▸ **Exercise goal**
For each line in the data below that holds "chevron", return a copy.

▸ **Raw records**
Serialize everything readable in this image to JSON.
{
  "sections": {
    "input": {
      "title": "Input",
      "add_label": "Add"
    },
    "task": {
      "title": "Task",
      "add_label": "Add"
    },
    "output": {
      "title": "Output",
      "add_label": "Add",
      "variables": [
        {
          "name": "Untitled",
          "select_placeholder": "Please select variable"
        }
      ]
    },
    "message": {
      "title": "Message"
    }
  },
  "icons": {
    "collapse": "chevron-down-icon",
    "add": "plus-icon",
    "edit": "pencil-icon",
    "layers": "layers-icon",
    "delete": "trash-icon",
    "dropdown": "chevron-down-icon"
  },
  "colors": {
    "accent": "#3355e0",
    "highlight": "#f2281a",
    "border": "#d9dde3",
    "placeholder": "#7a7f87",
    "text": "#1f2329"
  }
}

▸ **Answer to this exercise**
    "collapse": "chevron-down-icon",
    "dropdown": "chevron-down-icon"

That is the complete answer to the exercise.